▶ **Directions**
Search the material for the word "Collision" and report each line where it turns up.

▶ **Records to use**
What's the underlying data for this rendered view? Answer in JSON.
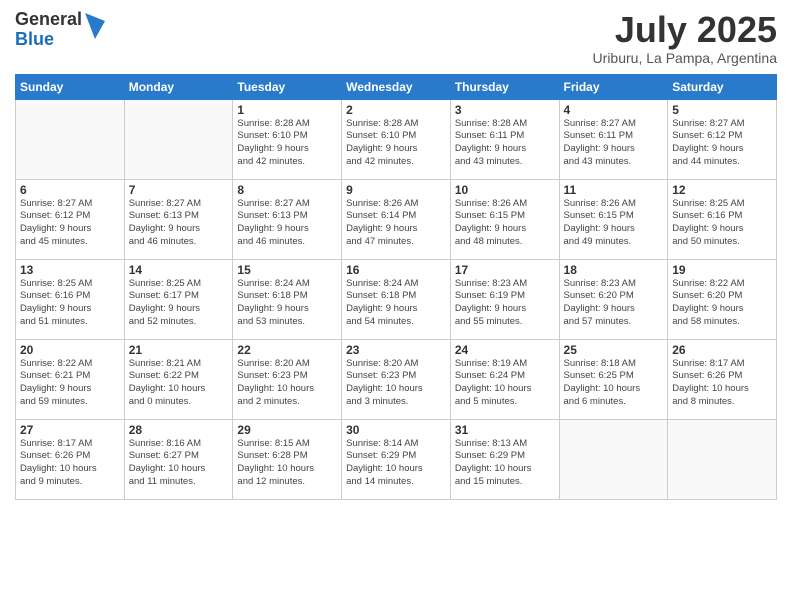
{
  "logo": {
    "general": "General",
    "blue": "Blue"
  },
  "title": "July 2025",
  "subtitle": "Uriburu, La Pampa, Argentina",
  "days_of_week": [
    "Sunday",
    "Monday",
    "Tuesday",
    "Wednesday",
    "Thursday",
    "Friday",
    "Saturday"
  ],
  "weeks": [
    [
      {
        "day": "",
        "info": ""
      },
      {
        "day": "",
        "info": ""
      },
      {
        "day": "1",
        "info": "Sunrise: 8:28 AM\nSunset: 6:10 PM\nDaylight: 9 hours\nand 42 minutes."
      },
      {
        "day": "2",
        "info": "Sunrise: 8:28 AM\nSunset: 6:10 PM\nDaylight: 9 hours\nand 42 minutes."
      },
      {
        "day": "3",
        "info": "Sunrise: 8:28 AM\nSunset: 6:11 PM\nDaylight: 9 hours\nand 43 minutes."
      },
      {
        "day": "4",
        "info": "Sunrise: 8:27 AM\nSunset: 6:11 PM\nDaylight: 9 hours\nand 43 minutes."
      },
      {
        "day": "5",
        "info": "Sunrise: 8:27 AM\nSunset: 6:12 PM\nDaylight: 9 hours\nand 44 minutes."
      }
    ],
    [
      {
        "day": "6",
        "info": "Sunrise: 8:27 AM\nSunset: 6:12 PM\nDaylight: 9 hours\nand 45 minutes."
      },
      {
        "day": "7",
        "info": "Sunrise: 8:27 AM\nSunset: 6:13 PM\nDaylight: 9 hours\nand 46 minutes."
      },
      {
        "day": "8",
        "info": "Sunrise: 8:27 AM\nSunset: 6:13 PM\nDaylight: 9 hours\nand 46 minutes."
      },
      {
        "day": "9",
        "info": "Sunrise: 8:26 AM\nSunset: 6:14 PM\nDaylight: 9 hours\nand 47 minutes."
      },
      {
        "day": "10",
        "info": "Sunrise: 8:26 AM\nSunset: 6:15 PM\nDaylight: 9 hours\nand 48 minutes."
      },
      {
        "day": "11",
        "info": "Sunrise: 8:26 AM\nSunset: 6:15 PM\nDaylight: 9 hours\nand 49 minutes."
      },
      {
        "day": "12",
        "info": "Sunrise: 8:25 AM\nSunset: 6:16 PM\nDaylight: 9 hours\nand 50 minutes."
      }
    ],
    [
      {
        "day": "13",
        "info": "Sunrise: 8:25 AM\nSunset: 6:16 PM\nDaylight: 9 hours\nand 51 minutes."
      },
      {
        "day": "14",
        "info": "Sunrise: 8:25 AM\nSunset: 6:17 PM\nDaylight: 9 hours\nand 52 minutes."
      },
      {
        "day": "15",
        "info": "Sunrise: 8:24 AM\nSunset: 6:18 PM\nDaylight: 9 hours\nand 53 minutes."
      },
      {
        "day": "16",
        "info": "Sunrise: 8:24 AM\nSunset: 6:18 PM\nDaylight: 9 hours\nand 54 minutes."
      },
      {
        "day": "17",
        "info": "Sunrise: 8:23 AM\nSunset: 6:19 PM\nDaylight: 9 hours\nand 55 minutes."
      },
      {
        "day": "18",
        "info": "Sunrise: 8:23 AM\nSunset: 6:20 PM\nDaylight: 9 hours\nand 57 minutes."
      },
      {
        "day": "19",
        "info": "Sunrise: 8:22 AM\nSunset: 6:20 PM\nDaylight: 9 hours\nand 58 minutes."
      }
    ],
    [
      {
        "day": "20",
        "info": "Sunrise: 8:22 AM\nSunset: 6:21 PM\nDaylight: 9 hours\nand 59 minutes."
      },
      {
        "day": "21",
        "info": "Sunrise: 8:21 AM\nSunset: 6:22 PM\nDaylight: 10 hours\nand 0 minutes."
      },
      {
        "day": "22",
        "info": "Sunrise: 8:20 AM\nSunset: 6:23 PM\nDaylight: 10 hours\nand 2 minutes."
      },
      {
        "day": "23",
        "info": "Sunrise: 8:20 AM\nSunset: 6:23 PM\nDaylight: 10 hours\nand 3 minutes."
      },
      {
        "day": "24",
        "info": "Sunrise: 8:19 AM\nSunset: 6:24 PM\nDaylight: 10 hours\nand 5 minutes."
      },
      {
        "day": "25",
        "info": "Sunrise: 8:18 AM\nSunset: 6:25 PM\nDaylight: 10 hours\nand 6 minutes."
      },
      {
        "day": "26",
        "info": "Sunrise: 8:17 AM\nSunset: 6:26 PM\nDaylight: 10 hours\nand 8 minutes."
      }
    ],
    [
      {
        "day": "27",
        "info": "Sunrise: 8:17 AM\nSunset: 6:26 PM\nDaylight: 10 hours\nand 9 minutes."
      },
      {
        "day": "28",
        "info": "Sunrise: 8:16 AM\nSunset: 6:27 PM\nDaylight: 10 hours\nand 11 minutes."
      },
      {
        "day": "29",
        "info": "Sunrise: 8:15 AM\nSunset: 6:28 PM\nDaylight: 10 hours\nand 12 minutes."
      },
      {
        "day": "30",
        "info": "Sunrise: 8:14 AM\nSunset: 6:29 PM\nDaylight: 10 hours\nand 14 minutes."
      },
      {
        "day": "31",
        "info": "Sunrise: 8:13 AM\nSunset: 6:29 PM\nDaylight: 10 hours\nand 15 minutes."
      },
      {
        "day": "",
        "info": ""
      },
      {
        "day": "",
        "info": ""
      }
    ]
  ]
}
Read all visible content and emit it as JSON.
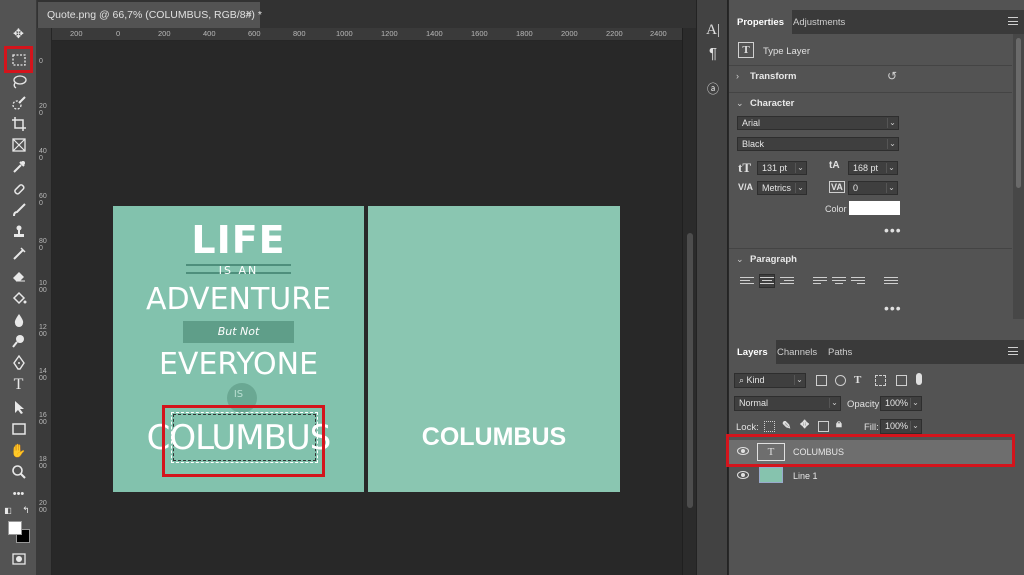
{
  "document": {
    "tab_title": "Quote.png @ 66,7% (COLUMBUS, RGB/8#) *",
    "close": "×"
  },
  "rulers": {
    "top": [
      "200",
      "0",
      "200",
      "400",
      "600",
      "800",
      "1000",
      "1200",
      "1400",
      "1600",
      "1800",
      "2000",
      "2200",
      "2400"
    ],
    "left": [
      "0",
      "200",
      "400",
      "600",
      "800",
      "1000",
      "1200",
      "1400",
      "1600",
      "1800",
      "2000"
    ]
  },
  "poster": {
    "line1": "LIFE",
    "line2": "IS AN",
    "line3": "ADVENTURE",
    "line4": "But Not",
    "line5": "EVERYONE",
    "line6": "IS",
    "line7": "COLUMBUS"
  },
  "right_artboard": {
    "text": "COLUMBUS"
  },
  "properties": {
    "tabs": [
      "Properties",
      "Adjustments"
    ],
    "layer_kind": "Type Layer",
    "transform_label": "Transform",
    "character_label": "Character",
    "font_family": "Arial",
    "font_style": "Black",
    "font_size": "131 pt",
    "leading": "168 pt",
    "kerning": "Metrics",
    "tracking": "0",
    "color_label": "Color",
    "more": "•••",
    "paragraph_label": "Paragraph"
  },
  "layers": {
    "tabs": [
      "Layers",
      "Channels",
      "Paths"
    ],
    "filter_kind": "Kind",
    "blend_mode": "Normal",
    "opacity_label": "Opacity:",
    "opacity_value": "100%",
    "lock_label": "Lock:",
    "fill_label": "Fill:",
    "fill_value": "100%",
    "items": [
      {
        "name": "COLUMBUS",
        "type": "text"
      },
      {
        "name": "Line 1",
        "type": "image"
      }
    ]
  },
  "colors": {
    "highlight": "#d4141c",
    "artboard": "#88c5b0"
  }
}
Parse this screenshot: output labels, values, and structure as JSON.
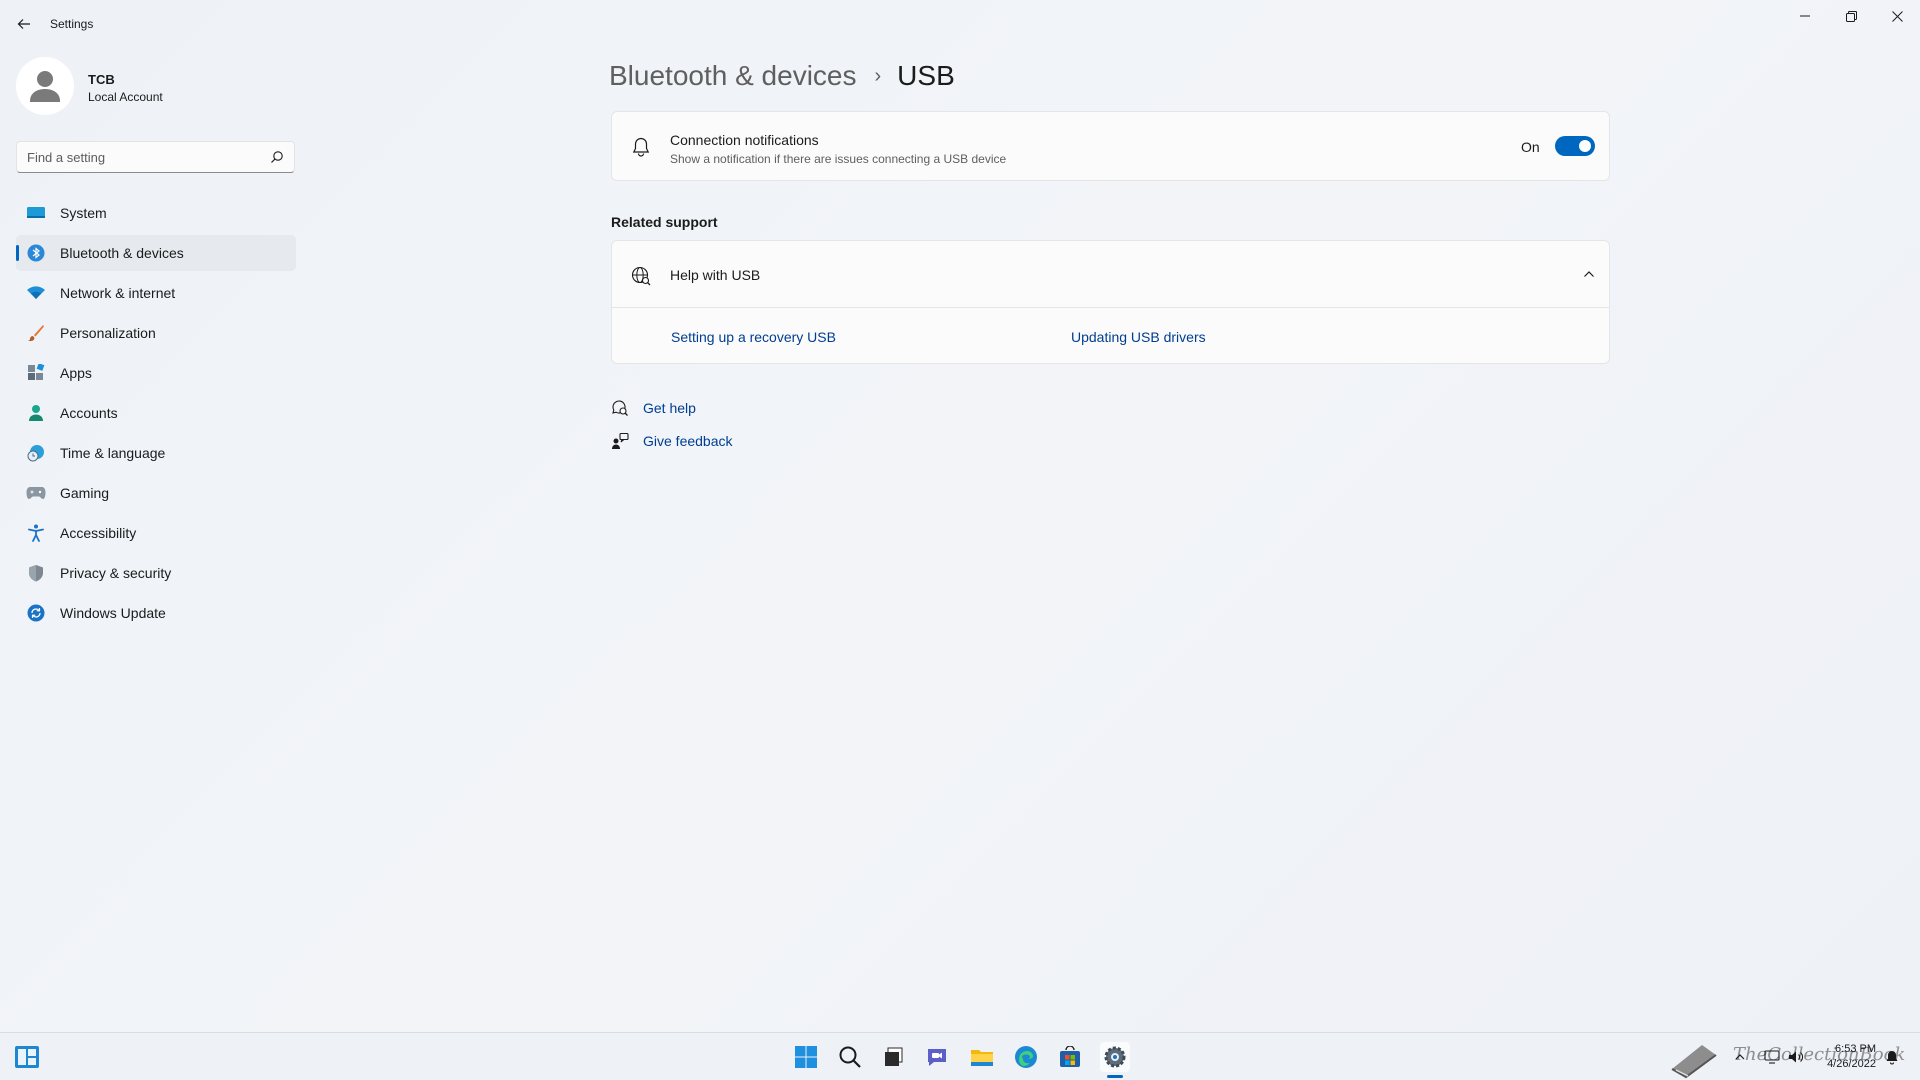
{
  "window": {
    "app_title": "Settings",
    "back_icon": "back-arrow-icon",
    "controls": [
      "minimize-icon",
      "restore-icon",
      "close-icon"
    ]
  },
  "profile": {
    "name": "TCB",
    "account_type": "Local Account"
  },
  "search": {
    "placeholder": "Find a setting"
  },
  "sidebar": {
    "items": [
      {
        "label": "System",
        "icon": "system-icon",
        "active": false
      },
      {
        "label": "Bluetooth & devices",
        "icon": "bluetooth-icon",
        "active": true
      },
      {
        "label": "Network & internet",
        "icon": "wifi-icon",
        "active": false
      },
      {
        "label": "Personalization",
        "icon": "brush-icon",
        "active": false
      },
      {
        "label": "Apps",
        "icon": "apps-icon",
        "active": false
      },
      {
        "label": "Accounts",
        "icon": "account-icon",
        "active": false
      },
      {
        "label": "Time & language",
        "icon": "globe-clock-icon",
        "active": false
      },
      {
        "label": "Gaming",
        "icon": "gamepad-icon",
        "active": false
      },
      {
        "label": "Accessibility",
        "icon": "accessibility-icon",
        "active": false
      },
      {
        "label": "Privacy & security",
        "icon": "shield-icon",
        "active": false
      },
      {
        "label": "Windows Update",
        "icon": "update-icon",
        "active": false
      }
    ]
  },
  "main": {
    "breadcrumb": {
      "parent": "Bluetooth & devices",
      "separator": "›",
      "current": "USB"
    },
    "connection_notifications": {
      "title": "Connection notifications",
      "description": "Show a notification if there are issues connecting a USB device",
      "toggle_state_label": "On",
      "toggle_on": true
    },
    "related_support": {
      "section_title": "Related support",
      "help_title": "Help with USB",
      "expanded": true,
      "links": [
        "Setting up a recovery USB",
        "Updating USB drivers"
      ]
    },
    "footer_links": {
      "get_help": "Get help",
      "give_feedback": "Give feedback"
    }
  },
  "taskbar": {
    "apps": [
      "start-icon",
      "search-icon",
      "task-view-icon",
      "chat-icon",
      "file-explorer-icon",
      "edge-icon",
      "store-icon",
      "settings-icon"
    ],
    "active_app": "settings-icon",
    "clock_time": "6:53 PM",
    "clock_date": "4/26/2022",
    "watermark": "TheCollectionBook"
  },
  "colors": {
    "accent": "#0067c0",
    "link": "#003e92"
  }
}
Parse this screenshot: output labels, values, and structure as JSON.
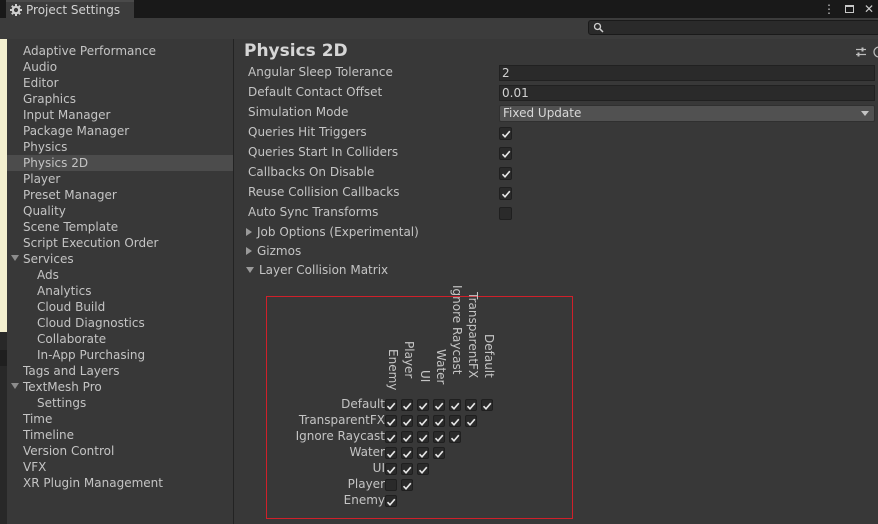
{
  "window": {
    "tab_title": "Project Settings",
    "search_placeholder": ""
  },
  "sidebar": {
    "items": [
      {
        "label": "Adaptive Performance",
        "level": 0
      },
      {
        "label": "Audio",
        "level": 0
      },
      {
        "label": "Editor",
        "level": 0
      },
      {
        "label": "Graphics",
        "level": 0
      },
      {
        "label": "Input Manager",
        "level": 0
      },
      {
        "label": "Package Manager",
        "level": 0
      },
      {
        "label": "Physics",
        "level": 0
      },
      {
        "label": "Physics 2D",
        "level": 0,
        "selected": true
      },
      {
        "label": "Player",
        "level": 0
      },
      {
        "label": "Preset Manager",
        "level": 0
      },
      {
        "label": "Quality",
        "level": 0
      },
      {
        "label": "Scene Template",
        "level": 0
      },
      {
        "label": "Script Execution Order",
        "level": 0
      },
      {
        "label": "Services",
        "level": 0,
        "expanded": true
      },
      {
        "label": "Ads",
        "level": 1
      },
      {
        "label": "Analytics",
        "level": 1
      },
      {
        "label": "Cloud Build",
        "level": 1
      },
      {
        "label": "Cloud Diagnostics",
        "level": 1
      },
      {
        "label": "Collaborate",
        "level": 1
      },
      {
        "label": "In-App Purchasing",
        "level": 1
      },
      {
        "label": "Tags and Layers",
        "level": 0
      },
      {
        "label": "TextMesh Pro",
        "level": 0,
        "expanded": true
      },
      {
        "label": "Settings",
        "level": 1
      },
      {
        "label": "Time",
        "level": 0
      },
      {
        "label": "Timeline",
        "level": 0
      },
      {
        "label": "Version Control",
        "level": 0
      },
      {
        "label": "VFX",
        "level": 0
      },
      {
        "label": "XR Plugin Management",
        "level": 0
      }
    ]
  },
  "main": {
    "title": "Physics 2D",
    "properties": [
      {
        "label": "Angular Sleep Tolerance",
        "type": "field",
        "value": "2"
      },
      {
        "label": "Default Contact Offset",
        "type": "field",
        "value": "0.01"
      },
      {
        "label": "Simulation Mode",
        "type": "dropdown",
        "value": "Fixed Update"
      },
      {
        "label": "Queries Hit Triggers",
        "type": "checkbox",
        "checked": true
      },
      {
        "label": "Queries Start In Colliders",
        "type": "checkbox",
        "checked": true
      },
      {
        "label": "Callbacks On Disable",
        "type": "checkbox",
        "checked": true
      },
      {
        "label": "Reuse Collision Callbacks",
        "type": "checkbox",
        "checked": true
      },
      {
        "label": "Auto Sync Transforms",
        "type": "checkbox",
        "checked": false
      }
    ],
    "foldouts": [
      {
        "label": "Job Options (Experimental)",
        "expanded": false
      },
      {
        "label": "Gizmos",
        "expanded": false
      },
      {
        "label": "Layer Collision Matrix",
        "expanded": true
      }
    ],
    "matrix": {
      "layers": [
        "Default",
        "TransparentFX",
        "Ignore Raycast",
        "Water",
        "UI",
        "Player",
        "Enemy"
      ],
      "rows": [
        [
          true,
          true,
          true,
          true,
          true,
          true,
          true
        ],
        [
          true,
          true,
          true,
          true,
          true,
          true
        ],
        [
          true,
          true,
          true,
          true,
          true
        ],
        [
          true,
          true,
          true,
          true
        ],
        [
          true,
          true,
          true
        ],
        [
          false,
          true
        ],
        [
          true
        ]
      ]
    }
  },
  "colors": {
    "highlight_border": "#d0202a",
    "selected_item": "#4c4c4c"
  }
}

▶ **Problem solution**
        "label": "Reuse Collision Callbacks",
        "label": "Layer Collision Matrix",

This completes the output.